Stored entries:
──────

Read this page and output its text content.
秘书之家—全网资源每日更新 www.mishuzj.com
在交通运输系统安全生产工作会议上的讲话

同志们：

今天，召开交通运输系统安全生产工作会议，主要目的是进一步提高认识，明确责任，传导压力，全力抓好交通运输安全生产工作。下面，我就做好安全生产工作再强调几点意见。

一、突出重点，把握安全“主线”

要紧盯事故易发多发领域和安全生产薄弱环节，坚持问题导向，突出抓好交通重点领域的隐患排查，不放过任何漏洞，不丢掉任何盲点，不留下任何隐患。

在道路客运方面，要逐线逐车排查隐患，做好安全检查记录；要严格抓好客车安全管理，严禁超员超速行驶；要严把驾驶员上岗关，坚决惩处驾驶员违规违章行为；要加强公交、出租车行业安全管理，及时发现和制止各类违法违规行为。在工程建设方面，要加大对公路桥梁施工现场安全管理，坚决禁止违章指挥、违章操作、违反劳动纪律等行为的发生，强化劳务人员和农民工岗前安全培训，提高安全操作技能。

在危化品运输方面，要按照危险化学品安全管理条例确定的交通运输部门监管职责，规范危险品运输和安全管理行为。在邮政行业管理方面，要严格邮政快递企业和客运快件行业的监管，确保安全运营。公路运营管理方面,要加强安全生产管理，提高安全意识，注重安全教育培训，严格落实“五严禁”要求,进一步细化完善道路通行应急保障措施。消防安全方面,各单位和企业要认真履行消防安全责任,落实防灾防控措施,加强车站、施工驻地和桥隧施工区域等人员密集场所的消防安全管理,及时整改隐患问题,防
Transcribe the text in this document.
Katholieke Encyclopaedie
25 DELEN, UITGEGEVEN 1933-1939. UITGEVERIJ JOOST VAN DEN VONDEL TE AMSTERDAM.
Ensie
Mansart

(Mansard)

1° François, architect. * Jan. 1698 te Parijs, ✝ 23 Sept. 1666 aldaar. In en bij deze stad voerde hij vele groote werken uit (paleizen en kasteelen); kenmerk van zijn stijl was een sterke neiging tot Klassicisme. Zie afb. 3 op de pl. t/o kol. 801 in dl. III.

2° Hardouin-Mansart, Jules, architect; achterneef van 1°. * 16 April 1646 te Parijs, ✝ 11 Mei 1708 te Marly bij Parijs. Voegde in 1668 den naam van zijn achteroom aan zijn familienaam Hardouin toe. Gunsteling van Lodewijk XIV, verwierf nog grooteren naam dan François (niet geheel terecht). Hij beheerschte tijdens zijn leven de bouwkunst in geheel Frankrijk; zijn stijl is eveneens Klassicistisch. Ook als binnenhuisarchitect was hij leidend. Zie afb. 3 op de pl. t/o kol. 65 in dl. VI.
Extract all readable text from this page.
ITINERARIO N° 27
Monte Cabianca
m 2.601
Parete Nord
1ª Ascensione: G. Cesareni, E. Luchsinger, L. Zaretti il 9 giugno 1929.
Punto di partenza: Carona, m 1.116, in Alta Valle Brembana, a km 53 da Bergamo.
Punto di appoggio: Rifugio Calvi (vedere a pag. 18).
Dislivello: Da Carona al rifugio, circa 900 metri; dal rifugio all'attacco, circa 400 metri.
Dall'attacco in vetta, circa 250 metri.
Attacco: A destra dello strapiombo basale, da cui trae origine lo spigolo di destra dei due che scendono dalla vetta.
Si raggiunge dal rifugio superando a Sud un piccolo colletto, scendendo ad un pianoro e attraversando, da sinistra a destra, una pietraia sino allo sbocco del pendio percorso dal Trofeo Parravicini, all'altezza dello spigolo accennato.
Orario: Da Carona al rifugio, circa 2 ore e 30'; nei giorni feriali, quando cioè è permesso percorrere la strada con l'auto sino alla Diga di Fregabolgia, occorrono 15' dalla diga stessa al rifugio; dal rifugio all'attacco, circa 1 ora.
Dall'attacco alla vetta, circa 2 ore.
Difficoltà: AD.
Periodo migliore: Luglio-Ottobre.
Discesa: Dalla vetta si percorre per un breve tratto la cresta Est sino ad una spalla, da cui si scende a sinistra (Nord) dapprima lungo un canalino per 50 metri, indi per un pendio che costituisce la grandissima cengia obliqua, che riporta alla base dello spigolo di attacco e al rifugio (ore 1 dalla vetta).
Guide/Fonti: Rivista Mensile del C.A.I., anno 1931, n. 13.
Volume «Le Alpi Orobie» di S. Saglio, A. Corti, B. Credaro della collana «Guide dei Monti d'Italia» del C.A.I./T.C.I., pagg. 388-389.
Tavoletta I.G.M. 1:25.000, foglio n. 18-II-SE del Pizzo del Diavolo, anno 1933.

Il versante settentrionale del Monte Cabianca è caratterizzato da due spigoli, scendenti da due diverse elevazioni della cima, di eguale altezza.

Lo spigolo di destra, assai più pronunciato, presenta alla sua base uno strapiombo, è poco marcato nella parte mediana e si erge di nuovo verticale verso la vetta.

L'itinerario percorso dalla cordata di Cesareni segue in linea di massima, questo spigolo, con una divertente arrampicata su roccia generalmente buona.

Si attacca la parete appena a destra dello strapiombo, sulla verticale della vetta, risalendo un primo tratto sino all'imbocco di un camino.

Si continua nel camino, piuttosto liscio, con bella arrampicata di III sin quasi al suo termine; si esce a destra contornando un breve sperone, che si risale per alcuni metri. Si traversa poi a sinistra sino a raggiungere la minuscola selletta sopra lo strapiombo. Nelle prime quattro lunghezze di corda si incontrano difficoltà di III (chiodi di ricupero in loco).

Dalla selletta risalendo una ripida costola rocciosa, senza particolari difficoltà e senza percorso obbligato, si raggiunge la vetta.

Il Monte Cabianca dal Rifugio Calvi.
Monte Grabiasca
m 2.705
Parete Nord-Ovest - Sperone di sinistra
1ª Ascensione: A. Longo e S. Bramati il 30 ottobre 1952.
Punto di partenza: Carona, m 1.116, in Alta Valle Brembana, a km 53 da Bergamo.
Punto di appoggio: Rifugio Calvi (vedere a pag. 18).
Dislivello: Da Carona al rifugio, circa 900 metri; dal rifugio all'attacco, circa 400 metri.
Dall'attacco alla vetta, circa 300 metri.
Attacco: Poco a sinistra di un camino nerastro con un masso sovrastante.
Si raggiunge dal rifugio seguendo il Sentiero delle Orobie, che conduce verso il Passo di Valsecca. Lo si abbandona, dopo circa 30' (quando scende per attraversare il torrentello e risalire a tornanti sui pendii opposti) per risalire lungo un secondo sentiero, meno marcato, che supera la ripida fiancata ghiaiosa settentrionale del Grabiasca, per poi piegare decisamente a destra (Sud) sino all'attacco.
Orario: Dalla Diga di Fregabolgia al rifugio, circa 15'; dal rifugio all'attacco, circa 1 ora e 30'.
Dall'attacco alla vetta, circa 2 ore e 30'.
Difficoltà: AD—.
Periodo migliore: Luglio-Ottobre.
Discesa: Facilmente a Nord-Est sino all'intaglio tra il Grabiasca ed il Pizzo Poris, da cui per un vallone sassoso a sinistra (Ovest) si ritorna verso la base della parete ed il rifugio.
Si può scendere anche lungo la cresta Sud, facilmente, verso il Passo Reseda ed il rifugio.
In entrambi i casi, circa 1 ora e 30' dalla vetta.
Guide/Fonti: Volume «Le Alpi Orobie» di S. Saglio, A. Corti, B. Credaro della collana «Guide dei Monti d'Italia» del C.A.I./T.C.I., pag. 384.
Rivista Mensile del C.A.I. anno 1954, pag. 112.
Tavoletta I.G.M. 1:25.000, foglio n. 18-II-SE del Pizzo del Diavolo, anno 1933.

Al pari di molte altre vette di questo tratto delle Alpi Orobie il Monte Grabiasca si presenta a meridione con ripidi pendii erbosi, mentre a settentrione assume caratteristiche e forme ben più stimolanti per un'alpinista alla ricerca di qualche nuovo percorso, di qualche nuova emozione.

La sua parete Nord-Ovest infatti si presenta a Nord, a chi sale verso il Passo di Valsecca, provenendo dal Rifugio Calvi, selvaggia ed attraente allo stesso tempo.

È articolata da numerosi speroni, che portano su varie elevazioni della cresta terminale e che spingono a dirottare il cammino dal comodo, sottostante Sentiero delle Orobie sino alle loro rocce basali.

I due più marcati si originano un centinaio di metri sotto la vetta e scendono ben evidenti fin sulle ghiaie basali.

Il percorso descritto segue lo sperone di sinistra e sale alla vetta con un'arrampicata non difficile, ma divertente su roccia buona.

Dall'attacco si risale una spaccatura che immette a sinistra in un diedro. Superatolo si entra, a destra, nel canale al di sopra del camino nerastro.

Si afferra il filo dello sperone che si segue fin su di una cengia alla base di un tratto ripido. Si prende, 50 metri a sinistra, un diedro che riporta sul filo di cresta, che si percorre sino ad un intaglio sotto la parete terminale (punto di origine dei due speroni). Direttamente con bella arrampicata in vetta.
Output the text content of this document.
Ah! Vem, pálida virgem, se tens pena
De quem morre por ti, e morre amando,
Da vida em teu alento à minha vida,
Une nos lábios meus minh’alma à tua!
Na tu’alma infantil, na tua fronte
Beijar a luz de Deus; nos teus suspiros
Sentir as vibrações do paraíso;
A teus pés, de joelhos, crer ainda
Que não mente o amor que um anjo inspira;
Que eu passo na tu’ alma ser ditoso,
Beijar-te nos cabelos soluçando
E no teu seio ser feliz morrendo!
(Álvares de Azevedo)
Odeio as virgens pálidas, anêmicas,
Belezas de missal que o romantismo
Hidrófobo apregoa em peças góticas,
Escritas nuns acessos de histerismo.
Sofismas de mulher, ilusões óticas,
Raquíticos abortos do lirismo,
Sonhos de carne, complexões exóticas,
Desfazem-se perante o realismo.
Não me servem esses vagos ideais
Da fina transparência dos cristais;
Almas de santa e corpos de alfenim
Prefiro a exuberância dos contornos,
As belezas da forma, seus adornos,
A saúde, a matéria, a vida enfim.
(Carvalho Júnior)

──────

Identify all lines in the records above with the word "cresta".

Exercise solution:
Discesa: Dalla vetta si percorre per un breve tratto la cresta Est sino ad una spalla, da cui si scende a sinistra (Nord) dapprima lungo un canalino per 50 metri, indi per un pendio che costituisce la grandissima cengia obliqua, che riporta alla base dello spigolo di attacco e al rifugio (ore 1 dalla vetta).
Si può scendere anche lungo la cresta Sud, facilmente, verso il Passo Reseda ed il rifugio.
È articolata da numerosi speroni, che portano su varie elevazioni della cresta terminale e che spingono a dirottare il cammino dal comodo, sottostante Sentiero delle Orobie sino alle loro rocce basali.
Si afferra il filo dello sperone che si segue fin su di una cengia alla base di un tratto ripido. Si prende, 50 metri a sinistra, un diedro che riporta sul filo di cresta, che si percorre sino ad un intaglio sotto la parete terminale (punto di origine dei due speroni). Direttamente con bella arrampicata in vetta.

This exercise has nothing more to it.